» **Exercise**
Repeat the material below word for word and leave out all pictures.
:: Record set ::
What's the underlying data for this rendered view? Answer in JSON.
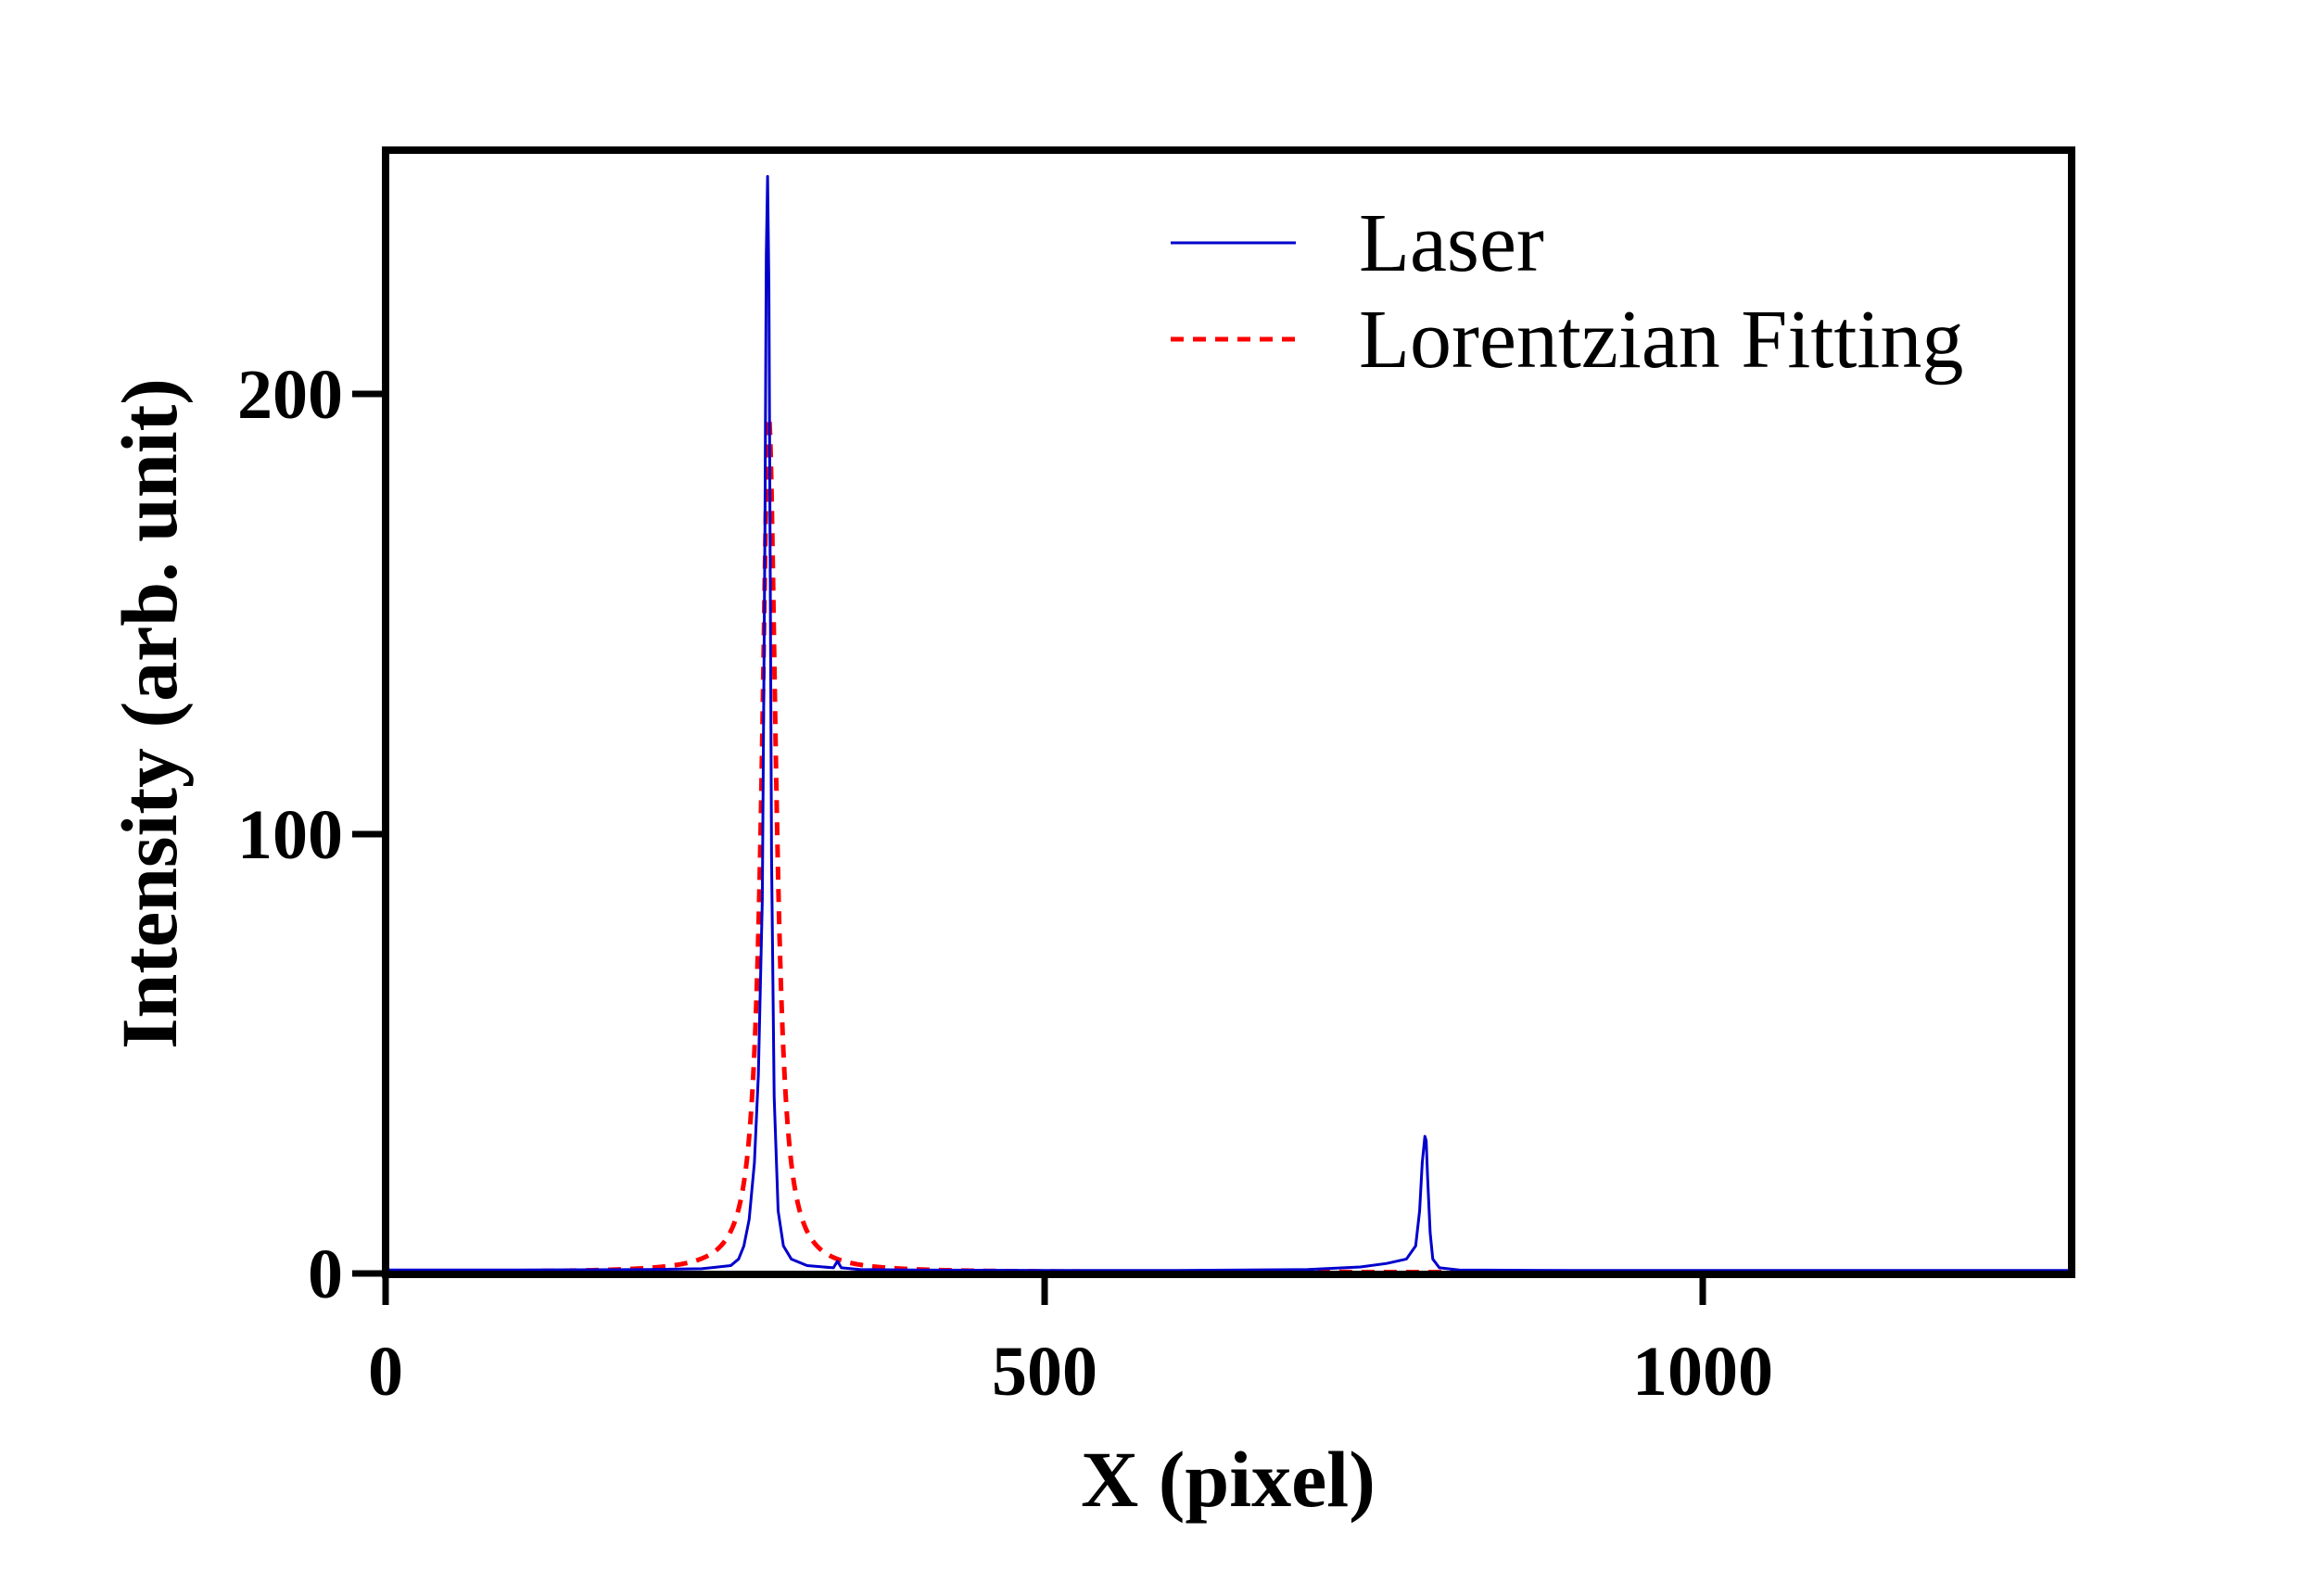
{
  "chart_data": {
    "type": "line",
    "xlabel": "X (pixel)",
    "ylabel": "Intensity (arb. unit)",
    "xlim": [
      0,
      1280
    ],
    "ylim": [
      -0.5,
      256
    ],
    "xticks": [
      0,
      500,
      1000
    ],
    "xtick_labels": [
      "0",
      "500",
      "1000"
    ],
    "yticks": [
      0,
      100,
      200
    ],
    "ytick_labels": [
      "0",
      "100",
      "200"
    ],
    "grid": false,
    "legend_position": "top-right",
    "series": [
      {
        "name": "Laser",
        "style": "solid",
        "color": "#0000cc",
        "x": [
          0,
          100,
          200,
          240,
          262,
          268,
          272,
          276,
          280,
          283,
          286,
          288,
          289,
          290,
          291,
          292,
          293,
          295,
          298,
          302,
          308,
          320,
          340,
          343,
          346,
          360,
          400,
          500,
          600,
          700,
          740,
          760,
          775,
          782,
          785,
          787,
          789,
          790,
          791,
          793,
          795,
          800,
          815,
          900,
          1000,
          1100,
          1200,
          1280
        ],
        "y": [
          0.5,
          0.5,
          0.6,
          0.8,
          1.5,
          3,
          6,
          12,
          25,
          45,
          85,
          170,
          232,
          250,
          225,
          160,
          95,
          40,
          14,
          6,
          3,
          1.5,
          1,
          2.5,
          1,
          0.6,
          0.5,
          0.4,
          0.4,
          0.6,
          1.2,
          2,
          3,
          6,
          14,
          25,
          31,
          30,
          22,
          9,
          3,
          1,
          0.5,
          0.4,
          0.4,
          0.4,
          0.4,
          0.4
        ]
      },
      {
        "name": "Lorentzian Fitting",
        "style": "dashed",
        "color": "#ff0000",
        "x0": 291,
        "amplitude": 195,
        "hwhm": 6.5
      }
    ]
  }
}
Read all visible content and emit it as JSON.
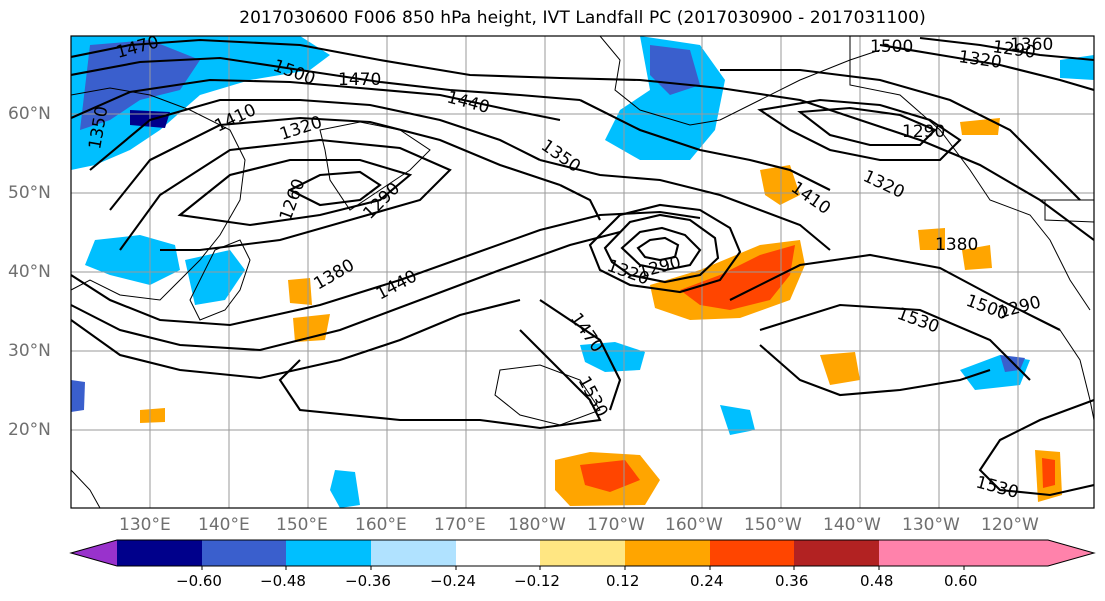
{
  "title": "2017030600 F006 850 hPa height, IVT Landfall PC (2017030900 - 2017031100)",
  "lat_labels": [
    "60°N",
    "50°N",
    "40°N",
    "30°N",
    "20°N"
  ],
  "lon_labels": [
    "130°E",
    "140°E",
    "150°E",
    "160°E",
    "170°E",
    "180°W",
    "170°W",
    "160°W",
    "150°W",
    "140°W",
    "130°W",
    "120°W"
  ],
  "contour_labels": [
    "1470",
    "1500",
    "1470",
    "1440",
    "1410",
    "1320",
    "1350",
    "1290",
    "1260",
    "1290",
    "1380",
    "1440",
    "1320",
    "1290",
    "1470",
    "1530",
    "1410",
    "1320",
    "1290",
    "1380",
    "1500",
    "1530",
    "1530",
    "1500",
    "1290",
    "1320",
    "1360",
    "1350"
  ],
  "colorbar": {
    "colors": [
      "#9932cc",
      "#00008b",
      "#3a5fcd",
      "#00bfff",
      "#b0e2ff",
      "#ffffff",
      "#ffe682",
      "#ffa500",
      "#ff4500",
      "#b22222",
      "#ff82ab"
    ],
    "tick_labels": [
      "−0.60",
      "−0.48",
      "−0.36",
      "−0.24",
      "−0.12",
      "0.12",
      "0.24",
      "0.36",
      "0.48",
      "0.60"
    ]
  }
}
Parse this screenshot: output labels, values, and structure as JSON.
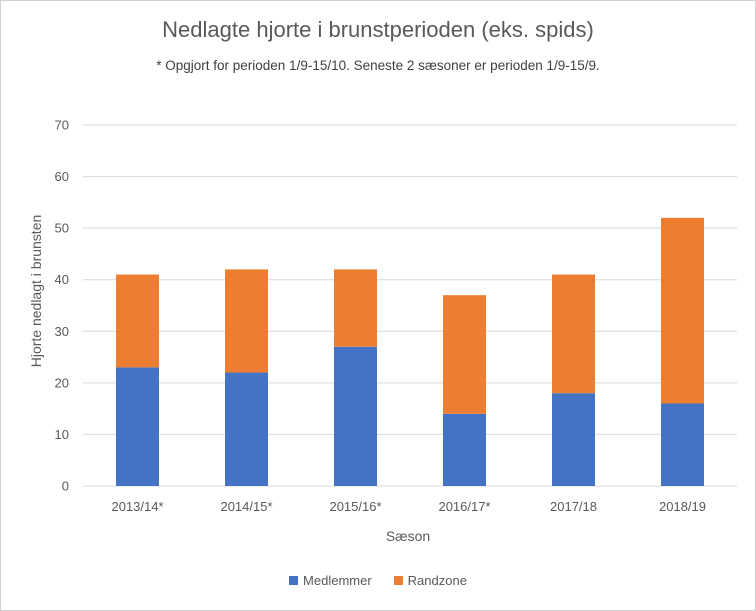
{
  "chart_data": {
    "type": "bar",
    "stacked": true,
    "title": "Nedlagte hjorte i brunstperioden (eks. spids)",
    "subtitle": "* Opgjort for perioden 1/9-15/10. Seneste 2 sæsoner er perioden 1/9-15/9.",
    "xlabel": "Sæson",
    "ylabel": "Hjorte nedlagt i brunsten",
    "categories": [
      "2013/14*",
      "2014/15*",
      "2015/16*",
      "2016/17*",
      "2017/18",
      "2018/19"
    ],
    "series": [
      {
        "name": "Medlemmer",
        "color": "#4472C4",
        "values": [
          23,
          22,
          27,
          14,
          18,
          16
        ]
      },
      {
        "name": "Randzone",
        "color": "#ED7D31",
        "values": [
          18,
          20,
          15,
          23,
          23,
          36
        ]
      }
    ],
    "ylim": [
      0,
      70
    ],
    "yticks": [
      0,
      10,
      20,
      30,
      40,
      50,
      60,
      70
    ],
    "grid": true,
    "legend_position": "bottom"
  }
}
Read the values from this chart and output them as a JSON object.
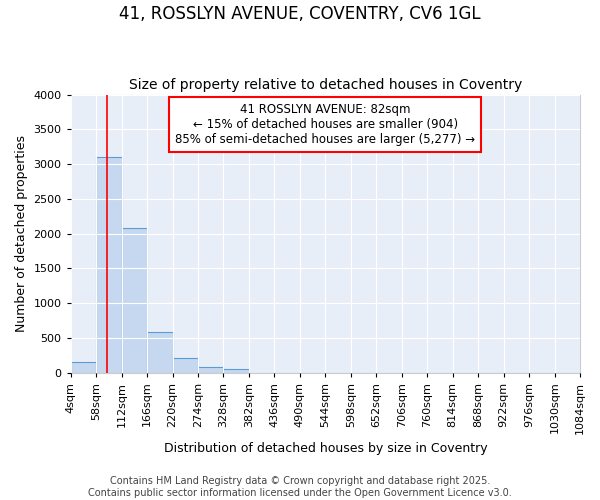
{
  "title": "41, ROSSLYN AVENUE, COVENTRY, CV6 1GL",
  "subtitle": "Size of property relative to detached houses in Coventry",
  "xlabel": "Distribution of detached houses by size in Coventry",
  "ylabel": "Number of detached properties",
  "bin_edges": [
    4,
    58,
    112,
    166,
    220,
    274,
    328,
    382,
    436,
    490,
    544,
    598,
    652,
    706,
    760,
    814,
    868,
    922,
    976,
    1030,
    1084
  ],
  "bar_heights": [
    150,
    3100,
    2075,
    580,
    215,
    75,
    50,
    0,
    0,
    0,
    0,
    0,
    0,
    0,
    0,
    0,
    0,
    0,
    0,
    0
  ],
  "bar_color": "#c5d8f0",
  "bar_edge_color": "#5b9bd5",
  "fig_background_color": "#ffffff",
  "axes_background_color": "#e8eef8",
  "grid_color": "#ffffff",
  "red_line_x": 82,
  "property_label": "41 ROSSLYN AVENUE: 82sqm",
  "annotation_line1": "← 15% of detached houses are smaller (904)",
  "annotation_line2": "85% of semi-detached houses are larger (5,277) →",
  "ylim": [
    0,
    4000
  ],
  "yticks": [
    0,
    500,
    1000,
    1500,
    2000,
    2500,
    3000,
    3500,
    4000
  ],
  "footnote1": "Contains HM Land Registry data © Crown copyright and database right 2025.",
  "footnote2": "Contains public sector information licensed under the Open Government Licence v3.0.",
  "title_fontsize": 12,
  "subtitle_fontsize": 10,
  "axis_label_fontsize": 9,
  "tick_fontsize": 8,
  "annotation_fontsize": 8.5,
  "footnote_fontsize": 7
}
:::
» **Exercise solution**
What's the underlying data for this rendered view? Answer in JSON.
{
  "chart_data": {
    "type": "line",
    "xlabel": "X (pixel)",
    "ylabel": "Intensity (arb. unit)",
    "xlim": [
      0,
      1280
    ],
    "ylim": [
      -0.5,
      256
    ],
    "xticks": [
      0,
      500,
      1000
    ],
    "xtick_labels": [
      "0",
      "500",
      "1000"
    ],
    "yticks": [
      0,
      100,
      200
    ],
    "ytick_labels": [
      "0",
      "100",
      "200"
    ],
    "grid": false,
    "legend_position": "top-right",
    "series": [
      {
        "name": "Laser",
        "style": "solid",
        "color": "#0000cc",
        "x": [
          0,
          100,
          200,
          240,
          262,
          268,
          272,
          276,
          280,
          283,
          286,
          288,
          289,
          290,
          291,
          292,
          293,
          295,
          298,
          302,
          308,
          320,
          340,
          343,
          346,
          360,
          400,
          500,
          600,
          700,
          740,
          760,
          775,
          782,
          785,
          787,
          789,
          790,
          791,
          793,
          795,
          800,
          815,
          900,
          1000,
          1100,
          1200,
          1280
        ],
        "y": [
          0.5,
          0.5,
          0.6,
          0.8,
          1.5,
          3,
          6,
          12,
          25,
          45,
          85,
          170,
          232,
          250,
          225,
          160,
          95,
          40,
          14,
          6,
          3,
          1.5,
          1,
          2.5,
          1,
          0.6,
          0.5,
          0.4,
          0.4,
          0.6,
          1.2,
          2,
          3,
          6,
          14,
          25,
          31,
          30,
          22,
          9,
          3,
          1,
          0.5,
          0.4,
          0.4,
          0.4,
          0.4,
          0.4
        ]
      },
      {
        "name": "Lorentzian Fitting",
        "style": "dashed",
        "color": "#ff0000",
        "x0": 291,
        "amplitude": 195,
        "hwhm": 6.5
      }
    ]
  }
}
Read all visible content and emit it as JSON.
{
  "title": "2017030600 F006 850 hPa height, IVT Landfall PC (2017030900 - 2017031100)",
  "lat_labels": [
    "60°N",
    "50°N",
    "40°N",
    "30°N",
    "20°N"
  ],
  "lon_labels": [
    "130°E",
    "140°E",
    "150°E",
    "160°E",
    "170°E",
    "180°W",
    "170°W",
    "160°W",
    "150°W",
    "140°W",
    "130°W",
    "120°W"
  ],
  "contour_labels": [
    "1470",
    "1500",
    "1470",
    "1440",
    "1410",
    "1320",
    "1350",
    "1290",
    "1260",
    "1290",
    "1380",
    "1440",
    "1320",
    "1290",
    "1470",
    "1530",
    "1410",
    "1320",
    "1290",
    "1380",
    "1500",
    "1530",
    "1530",
    "1500",
    "1290",
    "1320",
    "1360",
    "1350"
  ],
  "colorbar": {
    "colors": [
      "#9932cc",
      "#00008b",
      "#3a5fcd",
      "#00bfff",
      "#b0e2ff",
      "#ffffff",
      "#ffe682",
      "#ffa500",
      "#ff4500",
      "#b22222",
      "#ff82ab"
    ],
    "tick_labels": [
      "−0.60",
      "−0.48",
      "−0.36",
      "−0.24",
      "−0.12",
      "0.12",
      "0.24",
      "0.36",
      "0.48",
      "0.60"
    ]
  }
}
Parse this screenshot: output labels, values, and structure as JSON.
{
  "chart_data": {
    "type": "bar",
    "stacked": true,
    "title": "Nedlagte hjorte i brunstperioden (eks. spids)",
    "subtitle": "* Opgjort for perioden 1/9-15/10. Seneste 2 sæsoner er perioden 1/9-15/9.",
    "xlabel": "Sæson",
    "ylabel": "Hjorte nedlagt i brunsten",
    "categories": [
      "2013/14*",
      "2014/15*",
      "2015/16*",
      "2016/17*",
      "2017/18",
      "2018/19"
    ],
    "series": [
      {
        "name": "Medlemmer",
        "color": "#4472C4",
        "values": [
          23,
          22,
          27,
          14,
          18,
          16
        ]
      },
      {
        "name": "Randzone",
        "color": "#ED7D31",
        "values": [
          18,
          20,
          15,
          23,
          23,
          36
        ]
      }
    ],
    "ylim": [
      0,
      70
    ],
    "yticks": [
      0,
      10,
      20,
      30,
      40,
      50,
      60,
      70
    ],
    "grid": true,
    "legend_position": "bottom"
  }
}
Read the values from this chart and output them as a JSON object.
{
  "title": "41, ROSSLYN AVENUE, COVENTRY, CV6 1GL",
  "subtitle": "Size of property relative to detached houses in Coventry",
  "xlabel": "Distribution of detached houses by size in Coventry",
  "ylabel": "Number of detached properties",
  "bin_edges": [
    4,
    58,
    112,
    166,
    220,
    274,
    328,
    382,
    436,
    490,
    544,
    598,
    652,
    706,
    760,
    814,
    868,
    922,
    976,
    1030,
    1084
  ],
  "bar_heights": [
    150,
    3100,
    2075,
    580,
    215,
    75,
    50,
    0,
    0,
    0,
    0,
    0,
    0,
    0,
    0,
    0,
    0,
    0,
    0,
    0
  ],
  "bar_color": "#c5d8f0",
  "bar_edge_color": "#5b9bd5",
  "fig_background_color": "#ffffff",
  "axes_background_color": "#e8eef8",
  "grid_color": "#ffffff",
  "red_line_x": 82,
  "property_label": "41 ROSSLYN AVENUE: 82sqm",
  "annotation_line1": "← 15% of detached houses are smaller (904)",
  "annotation_line2": "85% of semi-detached houses are larger (5,277) →",
  "ylim": [
    0,
    4000
  ],
  "yticks": [
    0,
    500,
    1000,
    1500,
    2000,
    2500,
    3000,
    3500,
    4000
  ],
  "footnote1": "Contains HM Land Registry data © Crown copyright and database right 2025.",
  "footnote2": "Contains public sector information licensed under the Open Government Licence v3.0.",
  "title_fontsize": 12,
  "subtitle_fontsize": 10,
  "axis_label_fontsize": 9,
  "tick_fontsize": 8,
  "annotation_fontsize": 8.5,
  "footnote_fontsize": 7
}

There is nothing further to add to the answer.